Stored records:

····················

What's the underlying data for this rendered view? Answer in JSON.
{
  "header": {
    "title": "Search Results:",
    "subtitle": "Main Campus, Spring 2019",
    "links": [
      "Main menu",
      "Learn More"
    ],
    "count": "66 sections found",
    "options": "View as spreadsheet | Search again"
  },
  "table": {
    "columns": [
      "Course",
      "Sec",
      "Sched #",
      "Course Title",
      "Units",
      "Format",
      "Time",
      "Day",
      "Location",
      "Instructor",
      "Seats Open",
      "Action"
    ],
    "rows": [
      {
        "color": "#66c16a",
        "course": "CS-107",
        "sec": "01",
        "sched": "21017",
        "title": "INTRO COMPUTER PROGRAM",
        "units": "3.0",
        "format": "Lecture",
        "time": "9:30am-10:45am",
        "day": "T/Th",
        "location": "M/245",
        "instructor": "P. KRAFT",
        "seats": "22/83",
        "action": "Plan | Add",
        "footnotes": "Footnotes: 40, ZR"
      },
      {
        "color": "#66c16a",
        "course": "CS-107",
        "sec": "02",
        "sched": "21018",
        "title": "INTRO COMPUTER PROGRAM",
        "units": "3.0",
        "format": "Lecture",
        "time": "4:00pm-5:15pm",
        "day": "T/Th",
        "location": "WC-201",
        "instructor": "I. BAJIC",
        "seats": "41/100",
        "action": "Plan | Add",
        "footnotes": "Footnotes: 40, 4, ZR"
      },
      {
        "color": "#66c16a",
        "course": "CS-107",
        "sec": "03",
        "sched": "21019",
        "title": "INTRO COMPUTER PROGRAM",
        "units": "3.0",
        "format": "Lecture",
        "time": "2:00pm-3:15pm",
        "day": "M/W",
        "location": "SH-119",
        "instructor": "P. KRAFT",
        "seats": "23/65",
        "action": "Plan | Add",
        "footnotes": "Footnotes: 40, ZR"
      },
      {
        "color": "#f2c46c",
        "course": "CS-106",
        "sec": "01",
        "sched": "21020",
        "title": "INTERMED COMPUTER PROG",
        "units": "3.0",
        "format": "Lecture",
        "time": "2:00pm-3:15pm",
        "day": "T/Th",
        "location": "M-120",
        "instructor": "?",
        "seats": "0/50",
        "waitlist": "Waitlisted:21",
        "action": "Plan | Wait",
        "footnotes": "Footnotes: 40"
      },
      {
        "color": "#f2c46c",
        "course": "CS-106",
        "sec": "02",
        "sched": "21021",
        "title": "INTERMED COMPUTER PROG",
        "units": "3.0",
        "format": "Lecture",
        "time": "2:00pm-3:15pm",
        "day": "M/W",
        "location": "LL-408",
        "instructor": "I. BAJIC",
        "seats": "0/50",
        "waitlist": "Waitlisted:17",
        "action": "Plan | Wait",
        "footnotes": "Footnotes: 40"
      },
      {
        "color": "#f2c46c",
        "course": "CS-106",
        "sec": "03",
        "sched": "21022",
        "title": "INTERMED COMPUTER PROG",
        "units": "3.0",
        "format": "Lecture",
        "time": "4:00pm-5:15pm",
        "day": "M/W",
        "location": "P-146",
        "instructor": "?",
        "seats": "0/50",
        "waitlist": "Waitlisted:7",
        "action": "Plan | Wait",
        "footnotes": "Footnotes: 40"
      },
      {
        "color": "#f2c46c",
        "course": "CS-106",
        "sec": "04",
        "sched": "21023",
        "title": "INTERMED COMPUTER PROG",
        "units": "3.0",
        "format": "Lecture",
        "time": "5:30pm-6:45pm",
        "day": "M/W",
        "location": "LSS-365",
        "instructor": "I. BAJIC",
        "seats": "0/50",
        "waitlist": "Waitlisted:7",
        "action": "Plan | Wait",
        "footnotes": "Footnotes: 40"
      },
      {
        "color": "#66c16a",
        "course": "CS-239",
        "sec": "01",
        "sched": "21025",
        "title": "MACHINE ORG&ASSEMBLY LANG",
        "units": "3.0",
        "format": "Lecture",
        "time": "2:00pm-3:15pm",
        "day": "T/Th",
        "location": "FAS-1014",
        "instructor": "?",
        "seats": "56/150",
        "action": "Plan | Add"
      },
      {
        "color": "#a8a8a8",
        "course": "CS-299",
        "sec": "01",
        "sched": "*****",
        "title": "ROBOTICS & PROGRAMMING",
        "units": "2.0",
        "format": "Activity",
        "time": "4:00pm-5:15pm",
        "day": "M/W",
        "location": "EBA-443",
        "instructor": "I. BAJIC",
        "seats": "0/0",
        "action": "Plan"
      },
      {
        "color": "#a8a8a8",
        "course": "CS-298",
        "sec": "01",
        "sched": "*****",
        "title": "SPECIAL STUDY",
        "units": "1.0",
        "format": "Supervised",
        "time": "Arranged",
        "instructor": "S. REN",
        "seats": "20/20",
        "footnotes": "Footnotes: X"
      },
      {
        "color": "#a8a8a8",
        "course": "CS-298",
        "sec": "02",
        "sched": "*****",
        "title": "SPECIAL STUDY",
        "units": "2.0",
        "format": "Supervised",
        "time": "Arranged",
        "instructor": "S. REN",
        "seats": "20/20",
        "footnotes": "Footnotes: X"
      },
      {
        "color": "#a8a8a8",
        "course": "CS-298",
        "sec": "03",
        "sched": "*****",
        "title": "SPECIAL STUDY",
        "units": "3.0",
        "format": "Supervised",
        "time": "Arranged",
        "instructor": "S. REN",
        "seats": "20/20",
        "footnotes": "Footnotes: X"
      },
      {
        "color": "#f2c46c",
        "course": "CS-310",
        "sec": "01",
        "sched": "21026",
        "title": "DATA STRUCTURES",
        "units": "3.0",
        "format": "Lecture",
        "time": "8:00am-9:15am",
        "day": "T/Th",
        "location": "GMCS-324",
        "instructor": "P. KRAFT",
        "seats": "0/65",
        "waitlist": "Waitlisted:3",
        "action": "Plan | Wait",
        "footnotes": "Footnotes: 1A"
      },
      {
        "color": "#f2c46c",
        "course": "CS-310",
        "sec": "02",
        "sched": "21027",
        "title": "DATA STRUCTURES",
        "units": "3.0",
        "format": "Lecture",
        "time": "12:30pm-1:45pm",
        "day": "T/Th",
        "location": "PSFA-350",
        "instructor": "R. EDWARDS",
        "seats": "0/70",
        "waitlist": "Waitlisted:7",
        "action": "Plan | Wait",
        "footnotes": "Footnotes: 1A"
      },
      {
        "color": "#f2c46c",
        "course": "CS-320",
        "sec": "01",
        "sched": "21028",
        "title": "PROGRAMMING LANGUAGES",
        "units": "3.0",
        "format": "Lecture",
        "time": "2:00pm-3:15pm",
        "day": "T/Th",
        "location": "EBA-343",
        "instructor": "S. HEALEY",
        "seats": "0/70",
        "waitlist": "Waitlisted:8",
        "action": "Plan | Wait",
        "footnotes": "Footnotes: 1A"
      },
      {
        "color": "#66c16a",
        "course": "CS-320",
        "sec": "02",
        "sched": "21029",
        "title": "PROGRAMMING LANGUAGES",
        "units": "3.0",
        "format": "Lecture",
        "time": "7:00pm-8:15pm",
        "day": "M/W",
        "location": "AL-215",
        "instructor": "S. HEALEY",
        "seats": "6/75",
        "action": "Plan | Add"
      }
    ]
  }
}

····················

● **Task to complete**
Without changing a word, restate the whole listing.

● **The solution**
What's the underlying data for this rendered view? Answer in JSON.
{
  "header": {
    "title": "Search Results:",
    "subtitle": "Main Campus, Spring 2019",
    "links": [
      "Main menu",
      "Learn More"
    ],
    "count": "66 sections found",
    "options": "View as spreadsheet | Search again"
  },
  "table": {
    "columns": [
      "Course",
      "Sec",
      "Sched #",
      "Course Title",
      "Units",
      "Format",
      "Time",
      "Day",
      "Location",
      "Instructor",
      "Seats Open",
      "Action"
    ],
    "rows": [
      {
        "color": "#66c16a",
        "course": "CS-107",
        "sec": "01",
        "sched": "21017",
        "title": "INTRO COMPUTER PROGRAM",
        "units": "3.0",
        "format": "Lecture",
        "time": "9:30am-10:45am",
        "day": "T/Th",
        "location": "M/245",
        "instructor": "P. KRAFT",
        "seats": "22/83",
        "action": "Plan | Add",
        "footnotes": "Footnotes: 40, ZR"
      },
      {
        "color": "#66c16a",
        "course": "CS-107",
        "sec": "02",
        "sched": "21018",
        "title": "INTRO COMPUTER PROGRAM",
        "units": "3.0",
        "format": "Lecture",
        "time": "4:00pm-5:15pm",
        "day": "T/Th",
        "location": "WC-201",
        "instructor": "I. BAJIC",
        "seats": "41/100",
        "action": "Plan | Add",
        "footnotes": "Footnotes: 40, 4, ZR"
      },
      {
        "color": "#66c16a",
        "course": "CS-107",
        "sec": "03",
        "sched": "21019",
        "title": "INTRO COMPUTER PROGRAM",
        "units": "3.0",
        "format": "Lecture",
        "time": "2:00pm-3:15pm",
        "day": "M/W",
        "location": "SH-119",
        "instructor": "P. KRAFT",
        "seats": "23/65",
        "action": "Plan | Add",
        "footnotes": "Footnotes: 40, ZR"
      },
      {
        "color": "#f2c46c",
        "course": "CS-106",
        "sec": "01",
        "sched": "21020",
        "title": "INTERMED COMPUTER PROG",
        "units": "3.0",
        "format": "Lecture",
        "time": "2:00pm-3:15pm",
        "day": "T/Th",
        "location": "M-120",
        "instructor": "?",
        "seats": "0/50",
        "waitlist": "Waitlisted:21",
        "action": "Plan | Wait",
        "footnotes": "Footnotes: 40"
      },
      {
        "color": "#f2c46c",
        "course": "CS-106",
        "sec": "02",
        "sched": "21021",
        "title": "INTERMED COMPUTER PROG",
        "units": "3.0",
        "format": "Lecture",
        "time": "2:00pm-3:15pm",
        "day": "M/W",
        "location": "LL-408",
        "instructor": "I. BAJIC",
        "seats": "0/50",
        "waitlist": "Waitlisted:17",
        "action": "Plan | Wait",
        "footnotes": "Footnotes: 40"
      },
      {
        "color": "#f2c46c",
        "course": "CS-106",
        "sec": "03",
        "sched": "21022",
        "title": "INTERMED COMPUTER PROG",
        "units": "3.0",
        "format": "Lecture",
        "time": "4:00pm-5:15pm",
        "day": "M/W",
        "location": "P-146",
        "instructor": "?",
        "seats": "0/50",
        "waitlist": "Waitlisted:7",
        "action": "Plan | Wait",
        "footnotes": "Footnotes: 40"
      },
      {
        "color": "#f2c46c",
        "course": "CS-106",
        "sec": "04",
        "sched": "21023",
        "title": "INTERMED COMPUTER PROG",
        "units": "3.0",
        "format": "Lecture",
        "time": "5:30pm-6:45pm",
        "day": "M/W",
        "location": "LSS-365",
        "instructor": "I. BAJIC",
        "seats": "0/50",
        "waitlist": "Waitlisted:7",
        "action": "Plan | Wait",
        "footnotes": "Footnotes: 40"
      },
      {
        "color": "#66c16a",
        "course": "CS-239",
        "sec": "01",
        "sched": "21025",
        "title": "MACHINE ORG&ASSEMBLY LANG",
        "units": "3.0",
        "format": "Lecture",
        "time": "2:00pm-3:15pm",
        "day": "T/Th",
        "location": "FAS-1014",
        "instructor": "?",
        "seats": "56/150",
        "action": "Plan | Add"
      },
      {
        "color": "#a8a8a8",
        "course": "CS-299",
        "sec": "01",
        "sched": "*****",
        "title": "ROBOTICS & PROGRAMMING",
        "units": "2.0",
        "format": "Activity",
        "time": "4:00pm-5:15pm",
        "day": "M/W",
        "location": "EBA-443",
        "instructor": "I. BAJIC",
        "seats": "0/0",
        "action": "Plan"
      },
      {
        "color": "#a8a8a8",
        "course": "CS-298",
        "sec": "01",
        "sched": "*****",
        "title": "SPECIAL STUDY",
        "units": "1.0",
        "format": "Supervised",
        "time": "Arranged",
        "instructor": "S. REN",
        "seats": "20/20",
        "footnotes": "Footnotes: X"
      },
      {
        "color": "#a8a8a8",
        "course": "CS-298",
        "sec": "02",
        "sched": "*****",
        "title": "SPECIAL STUDY",
        "units": "2.0",
        "format": "Supervised",
        "time": "Arranged",
        "instructor": "S. REN",
        "seats": "20/20",
        "footnotes": "Footnotes: X"
      },
      {
        "color": "#a8a8a8",
        "course": "CS-298",
        "sec": "03",
        "sched": "*****",
        "title": "SPECIAL STUDY",
        "units": "3.0",
        "format": "Supervised",
        "time": "Arranged",
        "instructor": "S. REN",
        "seats": "20/20",
        "footnotes": "Footnotes: X"
      },
      {
        "color": "#f2c46c",
        "course": "CS-310",
        "sec": "01",
        "sched": "21026",
        "title": "DATA STRUCTURES",
        "units": "3.0",
        "format": "Lecture",
        "time": "8:00am-9:15am",
        "day": "T/Th",
        "location": "GMCS-324",
        "instructor": "P. KRAFT",
        "seats": "0/65",
        "waitlist": "Waitlisted:3",
        "action": "Plan | Wait",
        "footnotes": "Footnotes: 1A"
      },
      {
        "color": "#f2c46c",
        "course": "CS-310",
        "sec": "02",
        "sched": "21027",
        "title": "DATA STRUCTURES",
        "units": "3.0",
        "format": "Lecture",
        "time": "12:30pm-1:45pm",
        "day": "T/Th",
        "location": "PSFA-350",
        "instructor": "R. EDWARDS",
        "seats": "0/70",
        "waitlist": "Waitlisted:7",
        "action": "Plan | Wait",
        "footnotes": "Footnotes: 1A"
      },
      {
        "color": "#f2c46c",
        "course": "CS-320",
        "sec": "01",
        "sched": "21028",
        "title": "PROGRAMMING LANGUAGES",
        "units": "3.0",
        "format": "Lecture",
        "time": "2:00pm-3:15pm",
        "day": "T/Th",
        "location": "EBA-343",
        "instructor": "S. HEALEY",
        "seats": "0/70",
        "waitlist": "Waitlisted:8",
        "action": "Plan | Wait",
        "footnotes": "Footnotes: 1A"
      },
      {
        "color": "#66c16a",
        "course": "CS-320",
        "sec": "02",
        "sched": "21029",
        "title": "PROGRAMMING LANGUAGES",
        "units": "3.0",
        "format": "Lecture",
        "time": "7:00pm-8:15pm",
        "day": "M/W",
        "location": "AL-215",
        "instructor": "S. HEALEY",
        "seats": "6/75",
        "action": "Plan | Add"
      }
    ]
  }
}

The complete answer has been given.